* start The input *
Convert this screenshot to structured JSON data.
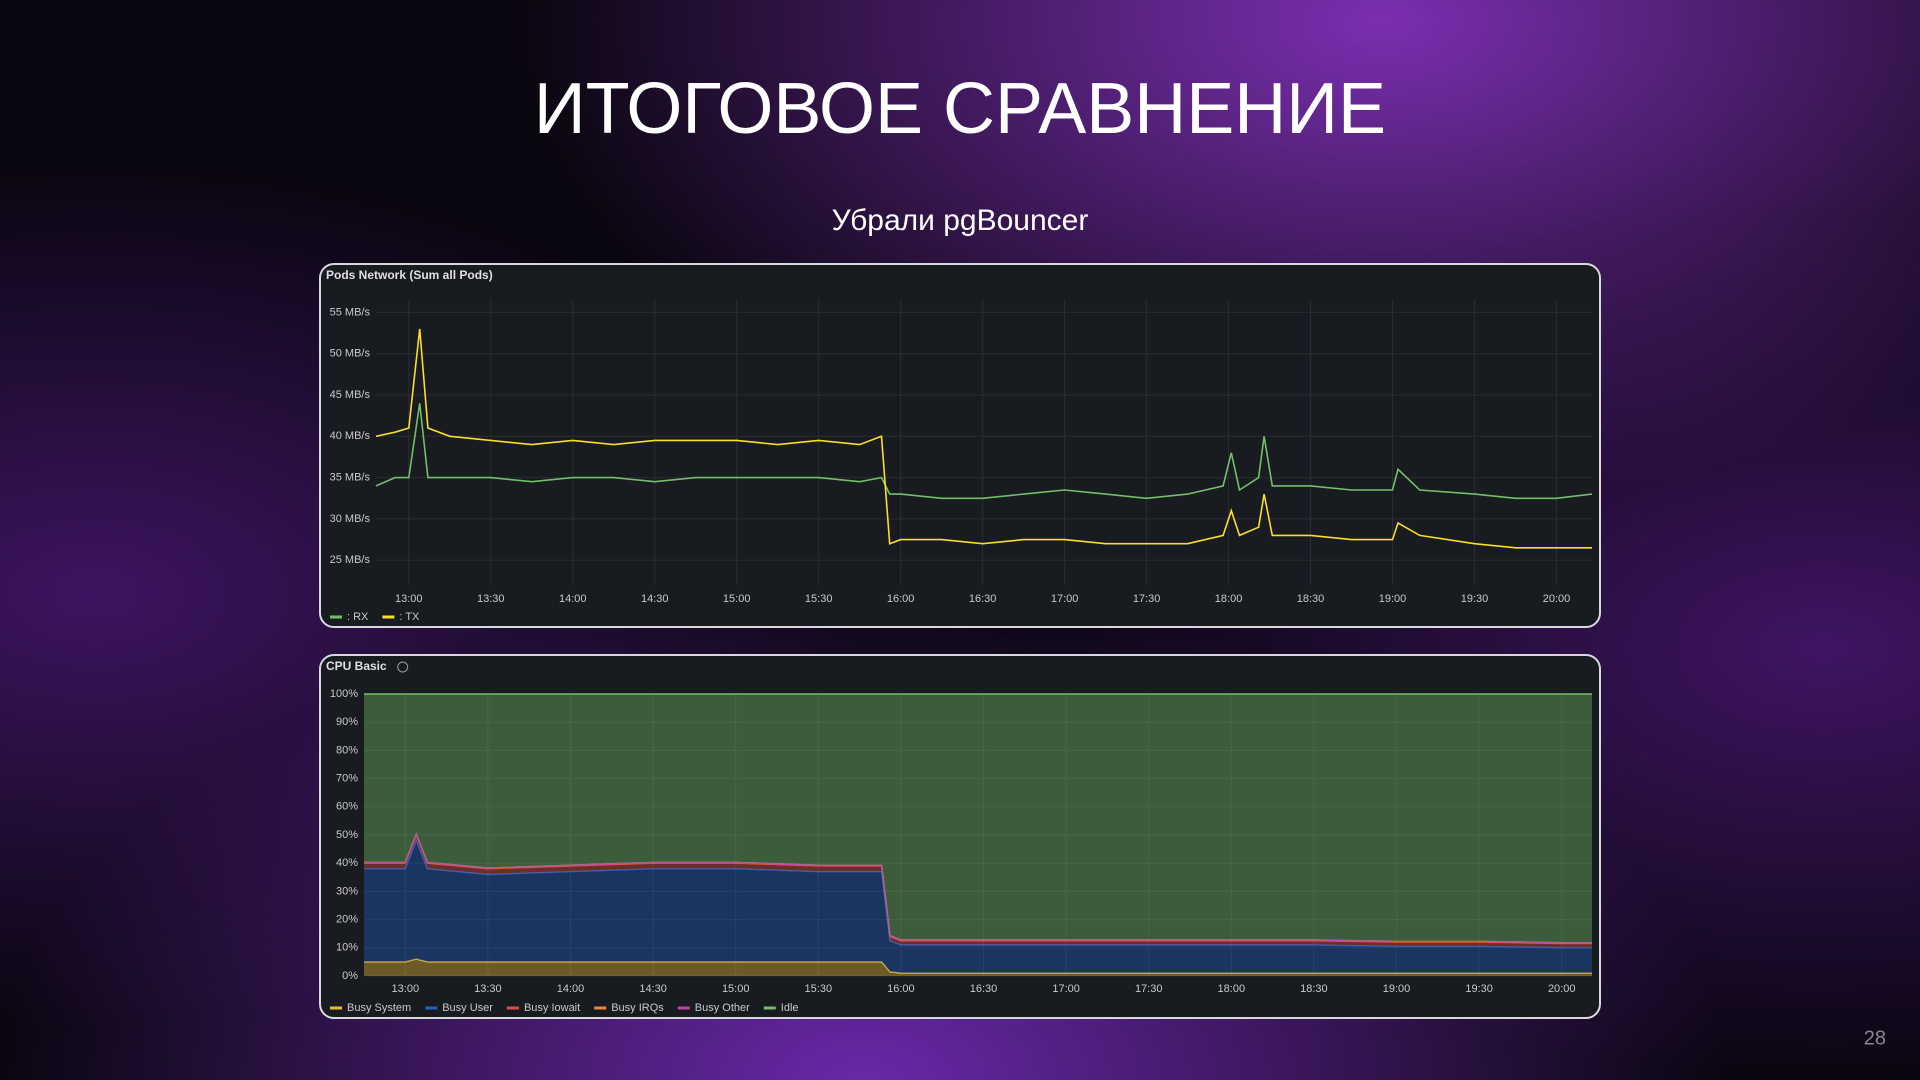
{
  "title": "ИТОГОВОЕ СРАВНЕНИЕ",
  "subtitle": "Убрали pgBouncer",
  "page_number": "28",
  "chart_data": [
    {
      "type": "line",
      "title": "Pods Network (Sum all Pods)",
      "grid": true,
      "legend": "bottom-left",
      "x": [
        "12:48",
        "12:55",
        "13:00",
        "13:04",
        "13:07",
        "13:15",
        "13:30",
        "13:45",
        "14:00",
        "14:15",
        "14:30",
        "14:45",
        "15:00",
        "15:15",
        "15:30",
        "15:45",
        "15:53",
        "15:56",
        "16:00",
        "16:15",
        "16:30",
        "16:45",
        "17:00",
        "17:15",
        "17:30",
        "17:45",
        "17:58",
        "18:01",
        "18:04",
        "18:11",
        "18:13",
        "18:16",
        "18:30",
        "18:45",
        "19:00",
        "19:02",
        "19:10",
        "19:30",
        "19:45",
        "20:00",
        "20:13"
      ],
      "xlim": [
        "12:48",
        "20:13"
      ],
      "xticks": [
        "13:00",
        "13:30",
        "14:00",
        "14:30",
        "15:00",
        "15:30",
        "16:00",
        "16:30",
        "17:00",
        "17:30",
        "18:00",
        "18:30",
        "19:00",
        "19:30",
        "20:00"
      ],
      "ylim": [
        22,
        56.5
      ],
      "yticks": [
        {
          "value": 25,
          "label": "25 MB/s"
        },
        {
          "value": 30,
          "label": "30 MB/s"
        },
        {
          "value": 35,
          "label": "35 MB/s"
        },
        {
          "value": 40,
          "label": "40 MB/s"
        },
        {
          "value": 45,
          "label": "45 MB/s"
        },
        {
          "value": 50,
          "label": "50 MB/s"
        },
        {
          "value": 55,
          "label": "55 MB/s"
        }
      ],
      "series": [
        {
          "name": ": RX",
          "color": "#73bf69",
          "values": [
            34,
            35,
            35,
            44,
            35,
            35,
            35,
            34.5,
            35,
            35,
            34.5,
            35,
            35,
            35,
            35,
            34.5,
            35,
            33,
            33,
            32.5,
            32.5,
            33,
            33.5,
            33,
            32.5,
            33,
            34,
            38,
            33.5,
            35,
            40,
            34,
            34,
            33.5,
            33.5,
            36,
            33.5,
            33,
            32.5,
            32.5,
            33
          ]
        },
        {
          "name": ": TX",
          "color": "#fade2a",
          "values": [
            40,
            40.5,
            41,
            53,
            41,
            40,
            39.5,
            39,
            39.5,
            39,
            39.5,
            39.5,
            39.5,
            39,
            39.5,
            39,
            40,
            27,
            27.5,
            27.5,
            27,
            27.5,
            27.5,
            27,
            27,
            27,
            28,
            31,
            28,
            29,
            33,
            28,
            28,
            27.5,
            27.5,
            29.5,
            28,
            27,
            26.5,
            26.5,
            26.5
          ]
        }
      ]
    },
    {
      "type": "stacked-area",
      "title": "CPU Basic",
      "grid": true,
      "legend": "bottom-left",
      "x": [
        "12:45",
        "13:00",
        "13:04",
        "13:08",
        "13:30",
        "14:00",
        "14:30",
        "15:00",
        "15:30",
        "15:53",
        "15:56",
        "16:00",
        "16:30",
        "17:00",
        "17:30",
        "18:00",
        "18:30",
        "19:00",
        "19:30",
        "20:00",
        "20:11"
      ],
      "xlim": [
        "12:45",
        "20:11"
      ],
      "xticks": [
        "13:00",
        "13:30",
        "14:00",
        "14:30",
        "15:00",
        "15:30",
        "16:00",
        "16:30",
        "17:00",
        "17:30",
        "18:00",
        "18:30",
        "19:00",
        "19:30",
        "20:00"
      ],
      "ylim": [
        0,
        100
      ],
      "yticks": [
        {
          "value": 0,
          "label": "0%"
        },
        {
          "value": 10,
          "label": "10%"
        },
        {
          "value": 20,
          "label": "20%"
        },
        {
          "value": 30,
          "label": "30%"
        },
        {
          "value": 40,
          "label": "40%"
        },
        {
          "value": 50,
          "label": "50%"
        },
        {
          "value": 60,
          "label": "60%"
        },
        {
          "value": 70,
          "label": "70%"
        },
        {
          "value": 80,
          "label": "80%"
        },
        {
          "value": 90,
          "label": "90%"
        },
        {
          "value": 100,
          "label": "100%"
        }
      ],
      "series": [
        {
          "name": "Busy System",
          "color": "#eab839",
          "values": [
            5,
            5,
            6,
            5,
            5,
            5,
            5,
            5,
            5,
            5,
            1.5,
            1,
            1,
            1,
            1,
            1,
            1,
            1,
            1,
            1,
            1
          ]
        },
        {
          "name": "Busy User",
          "color": "#1f60c4",
          "values": [
            33,
            33,
            42,
            33,
            31,
            32,
            33,
            33,
            32,
            32,
            11,
            10,
            10,
            10,
            10,
            10,
            10,
            9.5,
            9.5,
            9,
            9
          ]
        },
        {
          "name": "Busy Iowait",
          "color": "#e24d42",
          "values": [
            2,
            2,
            2,
            2,
            2,
            2,
            2,
            2,
            2,
            2,
            1.5,
            1.5,
            1.5,
            1.5,
            1.5,
            1.5,
            1.5,
            1.5,
            1.5,
            1.5,
            1.5
          ]
        },
        {
          "name": "Busy IRQs",
          "color": "#ef843c",
          "values": [
            0.3,
            0.3,
            0.3,
            0.3,
            0.3,
            0.3,
            0.3,
            0.3,
            0.3,
            0.3,
            0.3,
            0.3,
            0.3,
            0.3,
            0.3,
            0.3,
            0.3,
            0.3,
            0.3,
            0.3,
            0.3
          ]
        },
        {
          "name": "Busy Other",
          "color": "#ba43a9",
          "values": [
            0,
            0,
            0,
            0,
            0,
            0,
            0,
            0,
            0,
            0,
            0,
            0,
            0,
            0,
            0,
            0,
            0,
            0,
            0,
            0,
            0
          ]
        },
        {
          "name": "Idle",
          "color": "#73bf69",
          "values": [
            59.7,
            59.7,
            49.7,
            59.7,
            61.7,
            60.7,
            59.7,
            59.7,
            60.7,
            60.7,
            85.7,
            87.2,
            87.2,
            87.2,
            87.2,
            87.2,
            87.2,
            87.7,
            87.7,
            88.2,
            88.2
          ]
        }
      ]
    }
  ]
}
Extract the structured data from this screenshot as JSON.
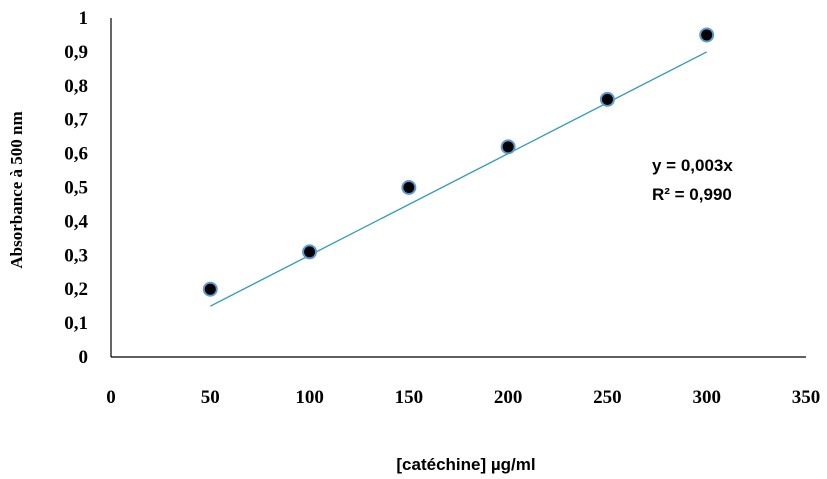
{
  "chart_data": {
    "type": "scatter",
    "title": "",
    "xlabel": "[catéchine] µg/ml",
    "ylabel": "Absorbance  à 500 nm",
    "xlim": [
      0,
      350
    ],
    "ylim": [
      0,
      1
    ],
    "x_ticks": [
      "0",
      "50",
      "100",
      "150",
      "200",
      "250",
      "300",
      "350"
    ],
    "y_ticks": [
      "0",
      "0,1",
      "0,2",
      "0,3",
      "0,4",
      "0,5",
      "0,6",
      "0,7",
      "0,8",
      "0,9",
      "1"
    ],
    "grid": false,
    "legend": "none",
    "series": [
      {
        "x": [
          50,
          100,
          150,
          200,
          250,
          300
        ],
        "y": [
          0.2,
          0.31,
          0.5,
          0.62,
          0.76,
          0.95
        ],
        "marker_color": "#000000",
        "marker_edge_color": "#5b9bd5"
      }
    ],
    "trendline": {
      "type": "linear",
      "slope": 0.003,
      "intercept": 0,
      "x_range": [
        50,
        300
      ],
      "color": "#2e9bbf",
      "equation_label": "y = 0,003x",
      "r2_label": "R² = 0,990"
    }
  }
}
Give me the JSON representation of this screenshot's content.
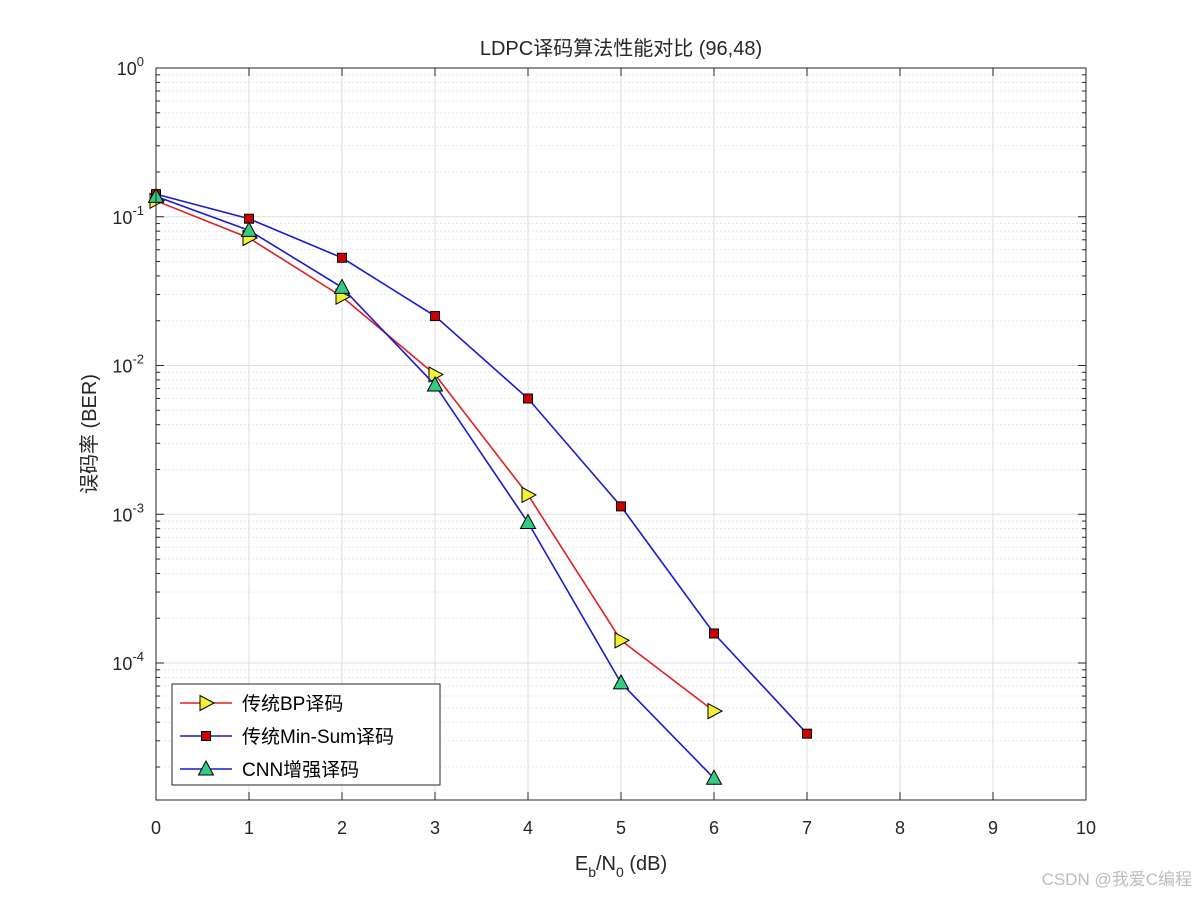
{
  "chart_data": {
    "type": "line",
    "title": "LDPC译码算法性能对比 (96,48)",
    "xlabel": {
      "main": "E",
      "sub1": "b",
      "mid": "/N",
      "sub2": "0",
      "tail": " (dB)"
    },
    "ylabel": "误码率 (BER)",
    "xlim": [
      0,
      10
    ],
    "ylim": [
      1.2e-05,
      1
    ],
    "yscale": "log",
    "grid": true,
    "xticks": [
      "0",
      "1",
      "2",
      "3",
      "4",
      "5",
      "6",
      "7",
      "8",
      "9",
      "10"
    ],
    "yticks": [
      {
        "base": "10",
        "exp": "0",
        "value": 1
      },
      {
        "base": "10",
        "exp": "-1",
        "value": 0.1
      },
      {
        "base": "10",
        "exp": "-2",
        "value": 0.01
      },
      {
        "base": "10",
        "exp": "-3",
        "value": 0.001
      },
      {
        "base": "10",
        "exp": "-4",
        "value": 0.0001
      }
    ],
    "legend_position": "bottom-left",
    "series": [
      {
        "name": "传统BP译码",
        "color": "#e02020",
        "marker": "triangle-right",
        "marker_color": "#f2f233",
        "x": [
          0,
          1,
          2,
          3,
          4,
          5,
          6
        ],
        "y": [
          0.128,
          0.072,
          0.029,
          0.0087,
          0.00135,
          0.000142,
          4.75e-05
        ]
      },
      {
        "name": "传统Min-Sum译码",
        "color": "#1a1ad0",
        "marker": "square",
        "marker_color": "#cc0000",
        "x": [
          0,
          1,
          2,
          3,
          4,
          5,
          6,
          7
        ],
        "y": [
          0.142,
          0.097,
          0.053,
          0.0215,
          0.006,
          0.00113,
          0.000158,
          3.35e-05
        ]
      },
      {
        "name": "CNN增强译码",
        "color": "#1a1ad0",
        "marker": "triangle-up",
        "marker_color": "#33cc80",
        "x": [
          0,
          1,
          2,
          3,
          4,
          5,
          6
        ],
        "y": [
          0.137,
          0.081,
          0.0335,
          0.0074,
          0.00088,
          7.35e-05,
          1.68e-05
        ]
      }
    ]
  },
  "watermark": "CSDN @我爱C编程"
}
* end The input *
**The exercise**
In the entries above, locate every line with the word "triangle" and copy it.

**Exercise output**
        "marker": "triangle-right",
        "marker": "triangle-up",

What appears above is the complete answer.